▸ What needs to be done
Each of the entries should be retyped precisely as it appears.

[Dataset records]

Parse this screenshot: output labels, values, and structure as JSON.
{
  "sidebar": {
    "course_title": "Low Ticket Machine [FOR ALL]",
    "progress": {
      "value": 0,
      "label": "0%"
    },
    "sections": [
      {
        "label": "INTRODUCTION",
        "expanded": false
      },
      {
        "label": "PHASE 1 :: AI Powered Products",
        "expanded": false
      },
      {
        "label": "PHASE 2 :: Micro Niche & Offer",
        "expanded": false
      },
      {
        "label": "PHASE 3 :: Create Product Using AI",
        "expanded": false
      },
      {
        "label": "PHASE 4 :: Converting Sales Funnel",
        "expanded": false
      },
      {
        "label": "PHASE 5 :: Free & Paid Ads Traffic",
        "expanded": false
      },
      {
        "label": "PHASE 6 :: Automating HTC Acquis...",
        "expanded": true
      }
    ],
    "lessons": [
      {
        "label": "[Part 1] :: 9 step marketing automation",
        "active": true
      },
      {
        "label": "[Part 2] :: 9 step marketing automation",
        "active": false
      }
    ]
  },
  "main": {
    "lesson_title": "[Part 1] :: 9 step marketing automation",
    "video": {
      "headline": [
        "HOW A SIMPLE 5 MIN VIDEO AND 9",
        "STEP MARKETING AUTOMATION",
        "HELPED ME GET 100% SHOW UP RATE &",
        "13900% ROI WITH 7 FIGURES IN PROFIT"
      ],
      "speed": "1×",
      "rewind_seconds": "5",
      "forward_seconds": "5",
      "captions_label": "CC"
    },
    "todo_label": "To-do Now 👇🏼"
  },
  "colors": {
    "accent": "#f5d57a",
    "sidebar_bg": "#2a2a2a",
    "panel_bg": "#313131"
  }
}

▸ Result below
Parse this screenshot: output labels, values, and structure as JSON.
{
  "sidebar": {
    "course_title": "Low Ticket Machine [FOR ALL]",
    "progress": {
      "value": 0,
      "label": "0%"
    },
    "sections": [
      {
        "label": "INTRODUCTION",
        "expanded": false
      },
      {
        "label": "PHASE 1 :: AI Powered Products",
        "expanded": false
      },
      {
        "label": "PHASE 2 :: Micro Niche & Offer",
        "expanded": false
      },
      {
        "label": "PHASE 3 :: Create Product Using AI",
        "expanded": false
      },
      {
        "label": "PHASE 4 :: Converting Sales Funnel",
        "expanded": false
      },
      {
        "label": "PHASE 5 :: Free & Paid Ads Traffic",
        "expanded": false
      },
      {
        "label": "PHASE 6 :: Automating HTC Acquis...",
        "expanded": true
      }
    ],
    "lessons": [
      {
        "label": "[Part 1] :: 9 step marketing automation",
        "active": true
      },
      {
        "label": "[Part 2] :: 9 step marketing automation",
        "active": false
      }
    ]
  },
  "main": {
    "lesson_title": "[Part 1] :: 9 step marketing automation",
    "video": {
      "headline": [
        "HOW A SIMPLE 5 MIN VIDEO AND 9",
        "STEP MARKETING AUTOMATION",
        "HELPED ME GET 100% SHOW UP RATE &",
        "13900% ROI WITH 7 FIGURES IN PROFIT"
      ],
      "speed": "1×",
      "rewind_seconds": "5",
      "forward_seconds": "5",
      "captions_label": "CC"
    },
    "todo_label": "To-do Now 👇🏼"
  },
  "colors": {
    "accent": "#f5d57a",
    "sidebar_bg": "#2a2a2a",
    "panel_bg": "#313131"
  }
}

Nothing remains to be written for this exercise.